• _Texte choisi_:
════════

Effectivement, un poulet désigne un jeune individu de l’espèce indépendamment de son sexe. Chaque fois que vous achetez un poulet chez le boucher ou au supermarché, il peut aussi bien s’agir d’un mâle ou d’une femelle. Comme le mot est masculin, cela prête souvent à confusion et ceux qui savent qu’il s’agit d’une jeune poule pensent qu’il s’agit aussi toujours d’un mâle.

Un terme utilisé par l’industrie agroalimentaire

Le terme poulet existe depuis longtemps, mais il a été particulièrement porté dans le langage courant par l’industrie alimentaire naissance au 19e siècle. En fait, le terme poulet est beaucoup plus alimentaire que scientifique. D’un point de vue biologique, il ne désigne pas une étape particulière du développement de l’animal.

Le mot poulet désigne donc plus généralement les poules, mâles ou femelles, qui sont élevées pour leur chair. Ainsi, le mot poulet se dissocie du mot poule qui correspond aux membres de l’espèce qui sont élevés pour leurs œufs.

Le mot poulet ne désigne pas tant une jeune poule qu’une poule issue d’une espèce sélectionnée depuis des siècles pour sa chair. Il est souvent dit qu’un poulet est une jeune poule simplement parce que les poules que nous mangeons sont tuées dès qu’elles atteignent leur taille maximale. Cela correspond à la fin de leur croissance et elles sont donc encore relativement jeunes.

Quels sont les différents types de poules ?

Au-delà du poulet, il existe de nombreuses appellations parfois obscures pour ceux qui ne connaissent pas bien la question. Nous allons donc faire un tour rapide des différentes appellations et de ce qu’elles désignent vraiment. Commençons donc par la poule, c’est-à-dire la femelle du coq, que l’on peut aussi définir comme un poussin femelle parvenu à maturité et qui pond.

════════

• _Tâche assignée A_:
D'après le texte sur le poulet, quel mot désigne les membres de l'espèce élevés pour leurs œufs ?
• _Tâche assignée B_:
Extrayez du texte sur le poulet le passage commençant par "Un terme utilisé" et allant jusqu'à "développement de l’animal.".
Les données ci-dessous sont sans rapport avec le texte sur le poulet.

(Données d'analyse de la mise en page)
════════

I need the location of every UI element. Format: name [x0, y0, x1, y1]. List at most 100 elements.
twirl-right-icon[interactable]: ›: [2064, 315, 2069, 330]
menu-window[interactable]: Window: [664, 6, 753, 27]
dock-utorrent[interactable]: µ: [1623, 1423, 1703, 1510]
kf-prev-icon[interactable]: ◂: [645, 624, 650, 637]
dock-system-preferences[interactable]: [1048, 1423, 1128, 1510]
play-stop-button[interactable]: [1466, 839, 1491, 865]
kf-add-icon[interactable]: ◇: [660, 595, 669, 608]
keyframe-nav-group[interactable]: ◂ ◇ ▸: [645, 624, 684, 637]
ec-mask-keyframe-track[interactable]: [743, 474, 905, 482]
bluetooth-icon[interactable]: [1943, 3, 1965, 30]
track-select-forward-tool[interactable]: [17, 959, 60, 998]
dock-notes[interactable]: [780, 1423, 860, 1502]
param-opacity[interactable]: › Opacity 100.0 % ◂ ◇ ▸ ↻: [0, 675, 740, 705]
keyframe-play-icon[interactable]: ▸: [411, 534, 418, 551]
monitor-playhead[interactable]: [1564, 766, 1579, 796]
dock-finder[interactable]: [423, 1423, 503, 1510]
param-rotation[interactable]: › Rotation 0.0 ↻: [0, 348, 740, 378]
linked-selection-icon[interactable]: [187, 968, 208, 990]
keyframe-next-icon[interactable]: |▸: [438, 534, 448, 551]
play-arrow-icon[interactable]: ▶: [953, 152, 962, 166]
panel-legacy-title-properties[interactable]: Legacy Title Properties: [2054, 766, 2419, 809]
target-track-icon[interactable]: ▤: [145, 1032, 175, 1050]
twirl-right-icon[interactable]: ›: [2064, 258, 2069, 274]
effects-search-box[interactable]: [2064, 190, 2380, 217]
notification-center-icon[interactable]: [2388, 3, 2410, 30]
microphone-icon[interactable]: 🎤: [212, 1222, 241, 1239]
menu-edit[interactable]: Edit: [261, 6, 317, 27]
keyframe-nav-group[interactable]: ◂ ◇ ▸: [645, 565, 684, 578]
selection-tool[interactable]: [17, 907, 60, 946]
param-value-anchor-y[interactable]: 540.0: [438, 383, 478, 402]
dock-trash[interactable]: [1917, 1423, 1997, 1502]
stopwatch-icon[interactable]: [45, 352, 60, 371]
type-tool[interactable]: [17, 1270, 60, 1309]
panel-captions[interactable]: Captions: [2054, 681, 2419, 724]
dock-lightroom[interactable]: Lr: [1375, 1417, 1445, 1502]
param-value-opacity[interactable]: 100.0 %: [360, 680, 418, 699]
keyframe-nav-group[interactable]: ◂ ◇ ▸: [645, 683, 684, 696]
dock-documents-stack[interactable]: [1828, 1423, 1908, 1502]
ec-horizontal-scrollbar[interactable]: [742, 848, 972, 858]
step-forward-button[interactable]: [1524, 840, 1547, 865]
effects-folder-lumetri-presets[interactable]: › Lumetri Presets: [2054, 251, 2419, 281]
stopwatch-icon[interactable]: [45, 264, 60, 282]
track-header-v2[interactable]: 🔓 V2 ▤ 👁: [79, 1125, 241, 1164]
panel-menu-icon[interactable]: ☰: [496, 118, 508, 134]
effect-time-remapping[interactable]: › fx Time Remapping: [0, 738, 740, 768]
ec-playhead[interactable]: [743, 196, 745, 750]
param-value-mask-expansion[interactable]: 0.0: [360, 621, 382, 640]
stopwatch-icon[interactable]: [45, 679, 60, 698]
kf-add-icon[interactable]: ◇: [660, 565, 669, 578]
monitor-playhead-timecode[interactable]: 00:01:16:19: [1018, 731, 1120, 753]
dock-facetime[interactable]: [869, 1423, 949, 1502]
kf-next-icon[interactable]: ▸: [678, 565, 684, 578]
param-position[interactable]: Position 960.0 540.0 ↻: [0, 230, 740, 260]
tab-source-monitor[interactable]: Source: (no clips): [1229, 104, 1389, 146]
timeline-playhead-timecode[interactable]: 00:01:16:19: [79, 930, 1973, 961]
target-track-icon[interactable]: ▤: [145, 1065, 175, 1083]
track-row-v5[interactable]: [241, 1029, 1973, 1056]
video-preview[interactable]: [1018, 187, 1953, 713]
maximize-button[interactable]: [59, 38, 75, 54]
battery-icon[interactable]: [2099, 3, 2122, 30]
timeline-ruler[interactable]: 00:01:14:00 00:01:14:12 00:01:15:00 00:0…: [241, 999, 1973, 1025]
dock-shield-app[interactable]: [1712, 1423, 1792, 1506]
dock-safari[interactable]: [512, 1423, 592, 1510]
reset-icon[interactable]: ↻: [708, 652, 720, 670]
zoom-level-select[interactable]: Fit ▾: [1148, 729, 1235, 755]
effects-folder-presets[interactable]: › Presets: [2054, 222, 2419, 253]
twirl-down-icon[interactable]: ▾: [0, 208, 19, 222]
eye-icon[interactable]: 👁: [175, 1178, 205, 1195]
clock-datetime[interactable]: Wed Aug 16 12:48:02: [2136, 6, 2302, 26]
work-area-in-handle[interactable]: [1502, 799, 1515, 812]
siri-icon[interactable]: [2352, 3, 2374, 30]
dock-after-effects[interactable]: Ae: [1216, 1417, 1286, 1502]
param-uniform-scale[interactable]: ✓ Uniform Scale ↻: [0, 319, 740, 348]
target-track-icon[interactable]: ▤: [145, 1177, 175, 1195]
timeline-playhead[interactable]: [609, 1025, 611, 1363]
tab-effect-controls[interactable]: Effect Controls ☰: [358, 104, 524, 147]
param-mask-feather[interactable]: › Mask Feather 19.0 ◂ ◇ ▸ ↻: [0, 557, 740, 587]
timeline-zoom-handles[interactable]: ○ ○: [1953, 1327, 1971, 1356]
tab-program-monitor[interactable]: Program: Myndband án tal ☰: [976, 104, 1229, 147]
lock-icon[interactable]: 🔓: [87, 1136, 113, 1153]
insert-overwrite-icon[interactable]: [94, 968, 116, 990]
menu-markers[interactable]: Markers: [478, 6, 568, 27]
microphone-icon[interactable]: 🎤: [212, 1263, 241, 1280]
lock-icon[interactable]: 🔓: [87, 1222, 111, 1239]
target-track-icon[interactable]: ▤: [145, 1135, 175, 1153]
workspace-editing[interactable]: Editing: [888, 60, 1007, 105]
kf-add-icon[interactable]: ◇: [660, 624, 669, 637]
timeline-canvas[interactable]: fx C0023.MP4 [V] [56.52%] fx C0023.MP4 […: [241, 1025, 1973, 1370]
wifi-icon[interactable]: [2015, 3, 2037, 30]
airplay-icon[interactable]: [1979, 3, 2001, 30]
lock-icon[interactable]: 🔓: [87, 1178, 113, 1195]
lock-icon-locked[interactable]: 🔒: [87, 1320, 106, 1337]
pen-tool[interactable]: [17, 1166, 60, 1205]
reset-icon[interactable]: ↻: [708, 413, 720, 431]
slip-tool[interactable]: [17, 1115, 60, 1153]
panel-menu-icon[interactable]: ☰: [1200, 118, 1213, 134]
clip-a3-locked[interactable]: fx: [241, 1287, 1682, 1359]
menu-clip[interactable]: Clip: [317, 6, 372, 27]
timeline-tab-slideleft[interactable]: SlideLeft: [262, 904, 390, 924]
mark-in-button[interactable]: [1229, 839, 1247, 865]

════════

• _Résultat A_:
Le mot poule.

• _Résultat B_:
Un terme utilisé par l’industrie agroalimentaire

Le terme poulet existe depuis longtemps, mais il a été particulièrement porté dans le langage courant par l’industrie alimentaire naissance au 19e siècle. En fait, le terme poulet est beaucoup plus alimentaire que scientifique. D’un point de vue biologique, il ne désigne pas une étape particulière du développement de l’animal.